• WHAT YOU SHOULD DO: Determine how many lines in the data below contain "this" and write only that number.

• SUPPLIED RECORDS:
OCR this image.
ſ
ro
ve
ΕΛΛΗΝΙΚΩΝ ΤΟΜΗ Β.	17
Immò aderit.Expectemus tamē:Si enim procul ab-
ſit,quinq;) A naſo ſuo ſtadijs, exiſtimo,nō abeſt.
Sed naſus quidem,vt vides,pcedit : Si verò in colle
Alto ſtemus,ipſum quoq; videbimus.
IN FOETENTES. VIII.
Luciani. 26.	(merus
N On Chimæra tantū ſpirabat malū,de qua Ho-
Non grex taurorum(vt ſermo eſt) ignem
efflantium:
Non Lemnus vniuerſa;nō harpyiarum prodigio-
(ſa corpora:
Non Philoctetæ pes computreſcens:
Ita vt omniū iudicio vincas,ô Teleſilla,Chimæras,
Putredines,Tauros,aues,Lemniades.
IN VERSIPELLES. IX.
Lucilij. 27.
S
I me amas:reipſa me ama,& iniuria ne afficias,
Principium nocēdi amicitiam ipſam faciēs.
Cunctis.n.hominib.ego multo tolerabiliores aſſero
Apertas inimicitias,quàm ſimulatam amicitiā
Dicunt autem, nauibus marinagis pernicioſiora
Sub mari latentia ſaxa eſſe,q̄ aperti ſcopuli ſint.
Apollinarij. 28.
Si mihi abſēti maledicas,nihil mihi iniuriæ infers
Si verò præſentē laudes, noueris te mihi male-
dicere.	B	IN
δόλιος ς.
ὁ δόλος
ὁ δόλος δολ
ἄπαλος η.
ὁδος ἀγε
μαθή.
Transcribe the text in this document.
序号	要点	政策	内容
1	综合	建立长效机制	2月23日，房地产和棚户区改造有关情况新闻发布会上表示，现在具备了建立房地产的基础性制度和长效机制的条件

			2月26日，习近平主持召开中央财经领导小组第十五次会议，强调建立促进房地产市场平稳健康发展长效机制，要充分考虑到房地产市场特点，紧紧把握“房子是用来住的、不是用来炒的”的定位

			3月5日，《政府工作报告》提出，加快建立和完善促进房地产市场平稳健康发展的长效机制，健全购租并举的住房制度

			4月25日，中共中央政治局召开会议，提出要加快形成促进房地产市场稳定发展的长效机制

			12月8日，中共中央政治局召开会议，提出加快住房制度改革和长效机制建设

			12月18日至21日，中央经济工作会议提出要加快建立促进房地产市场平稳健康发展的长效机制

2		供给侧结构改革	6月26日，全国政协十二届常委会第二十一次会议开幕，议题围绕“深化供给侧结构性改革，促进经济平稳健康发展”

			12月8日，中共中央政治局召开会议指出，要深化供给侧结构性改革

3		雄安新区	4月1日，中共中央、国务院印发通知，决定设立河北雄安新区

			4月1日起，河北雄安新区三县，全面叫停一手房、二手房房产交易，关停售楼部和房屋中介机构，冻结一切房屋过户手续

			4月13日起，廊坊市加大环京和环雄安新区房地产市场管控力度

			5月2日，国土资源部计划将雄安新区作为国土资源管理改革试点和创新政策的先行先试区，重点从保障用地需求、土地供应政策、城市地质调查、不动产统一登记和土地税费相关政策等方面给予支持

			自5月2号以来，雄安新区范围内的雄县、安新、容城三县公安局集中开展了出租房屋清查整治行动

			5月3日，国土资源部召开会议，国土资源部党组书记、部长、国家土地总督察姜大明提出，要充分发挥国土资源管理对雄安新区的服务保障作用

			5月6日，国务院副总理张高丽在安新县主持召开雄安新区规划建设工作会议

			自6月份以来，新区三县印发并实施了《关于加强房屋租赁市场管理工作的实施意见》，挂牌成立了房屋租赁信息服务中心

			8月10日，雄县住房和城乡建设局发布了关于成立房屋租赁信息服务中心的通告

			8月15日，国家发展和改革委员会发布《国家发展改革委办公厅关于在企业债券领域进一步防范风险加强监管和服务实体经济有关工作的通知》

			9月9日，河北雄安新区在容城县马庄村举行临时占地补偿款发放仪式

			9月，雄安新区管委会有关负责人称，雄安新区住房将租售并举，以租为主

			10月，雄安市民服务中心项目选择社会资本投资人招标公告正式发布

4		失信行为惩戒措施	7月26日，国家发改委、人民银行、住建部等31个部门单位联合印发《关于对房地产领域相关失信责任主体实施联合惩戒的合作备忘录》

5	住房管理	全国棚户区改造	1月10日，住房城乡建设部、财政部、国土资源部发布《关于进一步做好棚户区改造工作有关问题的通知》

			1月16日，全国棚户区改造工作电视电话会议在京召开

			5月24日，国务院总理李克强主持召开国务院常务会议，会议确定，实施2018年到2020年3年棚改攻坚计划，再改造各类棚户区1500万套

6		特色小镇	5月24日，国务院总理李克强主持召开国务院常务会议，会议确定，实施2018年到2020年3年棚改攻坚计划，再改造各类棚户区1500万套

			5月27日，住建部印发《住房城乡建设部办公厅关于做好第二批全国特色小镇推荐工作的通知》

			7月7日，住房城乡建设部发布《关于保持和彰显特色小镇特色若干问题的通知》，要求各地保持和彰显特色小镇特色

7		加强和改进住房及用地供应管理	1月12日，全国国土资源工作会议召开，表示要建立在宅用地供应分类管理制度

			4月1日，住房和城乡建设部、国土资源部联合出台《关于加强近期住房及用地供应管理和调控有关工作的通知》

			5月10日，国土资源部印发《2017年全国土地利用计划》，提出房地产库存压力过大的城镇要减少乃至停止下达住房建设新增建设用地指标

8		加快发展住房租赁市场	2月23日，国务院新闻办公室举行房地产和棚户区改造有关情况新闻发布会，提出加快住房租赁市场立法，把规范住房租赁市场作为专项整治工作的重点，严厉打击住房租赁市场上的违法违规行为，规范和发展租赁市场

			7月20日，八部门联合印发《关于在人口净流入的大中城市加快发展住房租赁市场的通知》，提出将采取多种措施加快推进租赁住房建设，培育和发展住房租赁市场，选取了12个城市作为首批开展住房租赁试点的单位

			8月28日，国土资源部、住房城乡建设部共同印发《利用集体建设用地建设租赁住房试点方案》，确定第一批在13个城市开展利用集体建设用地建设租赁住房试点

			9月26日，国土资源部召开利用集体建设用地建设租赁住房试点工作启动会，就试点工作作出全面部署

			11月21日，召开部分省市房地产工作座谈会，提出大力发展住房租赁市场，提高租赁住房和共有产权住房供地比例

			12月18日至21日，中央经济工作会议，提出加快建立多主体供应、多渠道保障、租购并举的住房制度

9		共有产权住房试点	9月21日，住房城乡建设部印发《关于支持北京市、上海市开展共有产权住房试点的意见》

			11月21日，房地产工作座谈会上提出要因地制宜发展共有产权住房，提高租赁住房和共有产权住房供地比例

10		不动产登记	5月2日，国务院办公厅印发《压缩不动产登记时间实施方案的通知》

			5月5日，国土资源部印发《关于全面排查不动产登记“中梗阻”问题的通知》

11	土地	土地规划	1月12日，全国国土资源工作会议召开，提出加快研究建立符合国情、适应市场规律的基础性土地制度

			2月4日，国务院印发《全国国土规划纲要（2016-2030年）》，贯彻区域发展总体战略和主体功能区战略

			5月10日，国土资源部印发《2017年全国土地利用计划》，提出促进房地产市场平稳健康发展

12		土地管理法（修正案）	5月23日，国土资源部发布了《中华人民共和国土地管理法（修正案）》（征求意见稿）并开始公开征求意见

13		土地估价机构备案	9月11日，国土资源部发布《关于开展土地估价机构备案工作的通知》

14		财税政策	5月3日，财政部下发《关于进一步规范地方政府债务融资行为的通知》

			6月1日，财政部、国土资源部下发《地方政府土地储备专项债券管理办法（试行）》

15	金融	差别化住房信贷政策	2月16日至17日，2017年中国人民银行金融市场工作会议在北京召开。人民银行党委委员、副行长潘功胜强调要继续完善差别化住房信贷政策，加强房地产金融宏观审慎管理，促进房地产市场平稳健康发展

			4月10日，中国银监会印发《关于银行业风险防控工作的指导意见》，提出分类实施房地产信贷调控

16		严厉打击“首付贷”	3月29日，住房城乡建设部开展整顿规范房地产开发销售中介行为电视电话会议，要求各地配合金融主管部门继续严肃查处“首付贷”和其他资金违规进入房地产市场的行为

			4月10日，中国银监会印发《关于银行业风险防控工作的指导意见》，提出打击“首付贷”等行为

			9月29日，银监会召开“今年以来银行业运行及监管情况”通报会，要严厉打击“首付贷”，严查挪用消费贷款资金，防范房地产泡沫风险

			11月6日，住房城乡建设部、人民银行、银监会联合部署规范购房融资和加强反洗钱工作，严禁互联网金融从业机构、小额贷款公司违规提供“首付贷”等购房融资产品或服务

• TASK ANSWER: 2